Directions
Of the lines in these entries, how many contain the string "structured"? Give the number and nothing else.

[Dataset items]
Start
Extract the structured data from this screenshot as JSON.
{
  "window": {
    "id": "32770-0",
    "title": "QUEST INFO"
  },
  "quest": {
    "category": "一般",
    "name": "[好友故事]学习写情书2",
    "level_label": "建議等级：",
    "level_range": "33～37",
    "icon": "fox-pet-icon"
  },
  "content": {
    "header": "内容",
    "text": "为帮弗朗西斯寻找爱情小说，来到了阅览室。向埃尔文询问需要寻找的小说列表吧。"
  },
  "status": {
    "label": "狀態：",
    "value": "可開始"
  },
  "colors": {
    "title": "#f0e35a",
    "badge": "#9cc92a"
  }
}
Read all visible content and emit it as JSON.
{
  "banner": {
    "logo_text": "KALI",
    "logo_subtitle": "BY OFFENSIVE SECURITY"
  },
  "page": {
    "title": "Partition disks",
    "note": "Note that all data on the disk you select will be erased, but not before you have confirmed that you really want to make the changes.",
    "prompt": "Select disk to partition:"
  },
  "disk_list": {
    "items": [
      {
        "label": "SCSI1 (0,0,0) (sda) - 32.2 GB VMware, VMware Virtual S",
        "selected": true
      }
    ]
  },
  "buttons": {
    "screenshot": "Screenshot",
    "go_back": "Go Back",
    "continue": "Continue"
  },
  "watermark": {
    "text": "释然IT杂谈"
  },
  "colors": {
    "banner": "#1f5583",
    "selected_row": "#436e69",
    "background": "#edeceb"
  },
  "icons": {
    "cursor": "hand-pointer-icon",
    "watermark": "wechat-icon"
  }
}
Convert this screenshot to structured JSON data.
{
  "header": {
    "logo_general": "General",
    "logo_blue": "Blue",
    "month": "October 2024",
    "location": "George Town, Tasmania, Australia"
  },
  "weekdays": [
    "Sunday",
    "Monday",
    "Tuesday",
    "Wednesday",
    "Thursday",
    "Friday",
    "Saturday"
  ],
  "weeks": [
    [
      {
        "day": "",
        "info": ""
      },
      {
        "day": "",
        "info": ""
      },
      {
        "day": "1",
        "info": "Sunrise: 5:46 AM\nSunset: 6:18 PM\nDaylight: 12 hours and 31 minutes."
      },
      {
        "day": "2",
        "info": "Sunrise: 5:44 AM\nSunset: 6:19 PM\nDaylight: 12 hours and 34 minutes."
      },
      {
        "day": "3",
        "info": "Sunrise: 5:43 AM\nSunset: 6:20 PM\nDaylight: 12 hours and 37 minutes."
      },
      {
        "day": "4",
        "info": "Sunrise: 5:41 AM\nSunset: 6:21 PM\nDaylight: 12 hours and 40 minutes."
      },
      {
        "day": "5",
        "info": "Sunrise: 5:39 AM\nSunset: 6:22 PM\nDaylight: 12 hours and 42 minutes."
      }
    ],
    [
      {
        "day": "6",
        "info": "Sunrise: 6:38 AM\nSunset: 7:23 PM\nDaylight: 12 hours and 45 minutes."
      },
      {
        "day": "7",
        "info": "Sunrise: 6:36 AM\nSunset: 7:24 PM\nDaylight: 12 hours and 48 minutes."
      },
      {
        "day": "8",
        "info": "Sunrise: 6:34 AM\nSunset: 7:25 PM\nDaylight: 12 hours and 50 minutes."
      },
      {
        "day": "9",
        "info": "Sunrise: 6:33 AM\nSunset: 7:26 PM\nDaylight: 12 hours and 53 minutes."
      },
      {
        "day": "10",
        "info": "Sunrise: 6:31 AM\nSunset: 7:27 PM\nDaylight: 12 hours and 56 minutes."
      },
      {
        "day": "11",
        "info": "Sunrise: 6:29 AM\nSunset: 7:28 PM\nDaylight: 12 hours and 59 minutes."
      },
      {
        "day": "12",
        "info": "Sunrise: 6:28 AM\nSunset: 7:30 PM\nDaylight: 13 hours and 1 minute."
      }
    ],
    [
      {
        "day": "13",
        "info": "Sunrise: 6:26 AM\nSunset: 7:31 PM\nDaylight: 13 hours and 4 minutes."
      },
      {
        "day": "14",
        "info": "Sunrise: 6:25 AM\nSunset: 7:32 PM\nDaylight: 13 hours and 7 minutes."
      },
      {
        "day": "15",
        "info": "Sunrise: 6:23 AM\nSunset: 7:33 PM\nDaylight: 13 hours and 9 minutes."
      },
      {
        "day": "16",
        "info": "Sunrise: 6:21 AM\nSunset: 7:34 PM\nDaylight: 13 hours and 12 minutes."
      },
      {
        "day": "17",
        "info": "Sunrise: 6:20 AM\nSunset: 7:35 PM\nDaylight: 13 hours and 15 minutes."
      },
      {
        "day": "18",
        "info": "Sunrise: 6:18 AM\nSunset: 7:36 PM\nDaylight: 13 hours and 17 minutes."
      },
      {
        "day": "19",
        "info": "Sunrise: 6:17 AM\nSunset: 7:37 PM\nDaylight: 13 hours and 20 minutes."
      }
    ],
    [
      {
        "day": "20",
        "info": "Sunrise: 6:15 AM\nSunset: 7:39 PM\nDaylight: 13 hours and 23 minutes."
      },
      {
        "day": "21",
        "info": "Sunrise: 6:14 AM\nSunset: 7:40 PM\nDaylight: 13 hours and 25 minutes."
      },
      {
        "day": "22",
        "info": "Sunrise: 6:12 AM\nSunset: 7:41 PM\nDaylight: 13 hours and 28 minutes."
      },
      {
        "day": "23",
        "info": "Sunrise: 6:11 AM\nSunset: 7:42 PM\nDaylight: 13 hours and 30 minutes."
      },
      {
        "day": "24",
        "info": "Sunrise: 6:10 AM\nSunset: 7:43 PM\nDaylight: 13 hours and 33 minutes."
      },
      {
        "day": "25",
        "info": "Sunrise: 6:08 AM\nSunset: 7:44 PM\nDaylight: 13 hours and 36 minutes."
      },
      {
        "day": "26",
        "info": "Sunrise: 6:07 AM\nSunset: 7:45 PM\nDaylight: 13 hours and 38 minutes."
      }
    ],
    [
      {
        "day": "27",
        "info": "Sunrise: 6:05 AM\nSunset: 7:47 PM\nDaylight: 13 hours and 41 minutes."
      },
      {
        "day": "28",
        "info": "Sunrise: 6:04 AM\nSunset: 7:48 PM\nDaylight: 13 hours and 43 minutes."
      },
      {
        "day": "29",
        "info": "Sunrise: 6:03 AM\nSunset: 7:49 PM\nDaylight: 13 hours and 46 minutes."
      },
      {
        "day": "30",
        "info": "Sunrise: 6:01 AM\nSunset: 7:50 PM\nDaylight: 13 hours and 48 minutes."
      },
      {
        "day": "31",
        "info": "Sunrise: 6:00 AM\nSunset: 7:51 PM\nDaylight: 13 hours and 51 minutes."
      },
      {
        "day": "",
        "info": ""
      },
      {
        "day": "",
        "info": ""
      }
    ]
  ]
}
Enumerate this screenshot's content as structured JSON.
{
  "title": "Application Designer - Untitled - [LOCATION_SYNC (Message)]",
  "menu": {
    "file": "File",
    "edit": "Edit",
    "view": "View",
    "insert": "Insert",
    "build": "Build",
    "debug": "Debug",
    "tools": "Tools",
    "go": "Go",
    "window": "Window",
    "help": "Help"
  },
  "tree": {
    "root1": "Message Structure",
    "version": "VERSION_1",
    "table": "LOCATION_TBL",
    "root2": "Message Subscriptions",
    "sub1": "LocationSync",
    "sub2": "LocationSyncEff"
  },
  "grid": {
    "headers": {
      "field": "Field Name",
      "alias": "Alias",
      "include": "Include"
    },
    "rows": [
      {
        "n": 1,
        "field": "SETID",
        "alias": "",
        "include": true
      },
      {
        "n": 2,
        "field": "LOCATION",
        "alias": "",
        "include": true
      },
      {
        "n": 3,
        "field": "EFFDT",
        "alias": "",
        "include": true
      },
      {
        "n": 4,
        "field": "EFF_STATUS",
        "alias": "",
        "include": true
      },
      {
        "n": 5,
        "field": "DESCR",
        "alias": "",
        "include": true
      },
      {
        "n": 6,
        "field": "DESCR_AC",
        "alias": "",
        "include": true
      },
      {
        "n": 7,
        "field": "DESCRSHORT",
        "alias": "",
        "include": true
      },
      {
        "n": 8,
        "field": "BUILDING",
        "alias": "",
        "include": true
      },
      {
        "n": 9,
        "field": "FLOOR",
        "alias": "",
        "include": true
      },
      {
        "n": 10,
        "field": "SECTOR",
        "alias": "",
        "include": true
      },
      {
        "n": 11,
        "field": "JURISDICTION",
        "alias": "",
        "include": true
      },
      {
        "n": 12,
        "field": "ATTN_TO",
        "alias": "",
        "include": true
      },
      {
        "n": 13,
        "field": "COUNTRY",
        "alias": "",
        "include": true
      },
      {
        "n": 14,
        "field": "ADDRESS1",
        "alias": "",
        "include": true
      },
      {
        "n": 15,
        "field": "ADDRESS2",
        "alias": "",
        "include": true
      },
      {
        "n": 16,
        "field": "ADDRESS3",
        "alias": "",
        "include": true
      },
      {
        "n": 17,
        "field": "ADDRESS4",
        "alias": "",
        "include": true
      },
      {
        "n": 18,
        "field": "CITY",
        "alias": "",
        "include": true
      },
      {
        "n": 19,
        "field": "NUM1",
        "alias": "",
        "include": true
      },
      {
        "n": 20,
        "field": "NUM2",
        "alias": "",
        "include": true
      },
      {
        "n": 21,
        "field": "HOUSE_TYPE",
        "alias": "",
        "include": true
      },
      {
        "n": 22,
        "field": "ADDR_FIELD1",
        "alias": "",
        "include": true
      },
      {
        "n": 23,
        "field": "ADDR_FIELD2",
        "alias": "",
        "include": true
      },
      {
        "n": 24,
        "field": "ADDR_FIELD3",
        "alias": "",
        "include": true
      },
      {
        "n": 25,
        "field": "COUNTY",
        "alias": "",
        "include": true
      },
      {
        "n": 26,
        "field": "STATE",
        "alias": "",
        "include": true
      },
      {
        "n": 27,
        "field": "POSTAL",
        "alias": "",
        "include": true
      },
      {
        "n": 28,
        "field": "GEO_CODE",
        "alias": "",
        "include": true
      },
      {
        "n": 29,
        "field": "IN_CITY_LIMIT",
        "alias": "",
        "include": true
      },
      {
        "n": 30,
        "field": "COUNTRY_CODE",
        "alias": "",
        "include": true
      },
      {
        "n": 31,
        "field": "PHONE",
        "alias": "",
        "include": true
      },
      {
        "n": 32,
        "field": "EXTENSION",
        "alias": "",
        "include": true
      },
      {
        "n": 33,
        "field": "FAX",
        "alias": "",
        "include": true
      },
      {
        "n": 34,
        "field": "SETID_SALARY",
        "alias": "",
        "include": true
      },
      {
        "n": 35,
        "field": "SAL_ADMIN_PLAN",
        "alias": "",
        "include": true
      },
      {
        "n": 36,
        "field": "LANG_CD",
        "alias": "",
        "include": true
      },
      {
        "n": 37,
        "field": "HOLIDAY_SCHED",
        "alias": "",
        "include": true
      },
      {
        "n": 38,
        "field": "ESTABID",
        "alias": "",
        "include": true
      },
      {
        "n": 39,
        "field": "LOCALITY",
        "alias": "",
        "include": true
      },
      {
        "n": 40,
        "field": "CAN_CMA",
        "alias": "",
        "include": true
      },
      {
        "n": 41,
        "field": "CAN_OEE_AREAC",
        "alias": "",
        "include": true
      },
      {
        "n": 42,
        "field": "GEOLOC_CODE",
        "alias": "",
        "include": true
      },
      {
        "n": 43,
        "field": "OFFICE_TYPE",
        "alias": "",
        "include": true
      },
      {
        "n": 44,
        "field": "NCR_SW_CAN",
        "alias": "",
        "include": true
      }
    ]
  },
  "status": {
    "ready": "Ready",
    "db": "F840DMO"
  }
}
End
Result below
3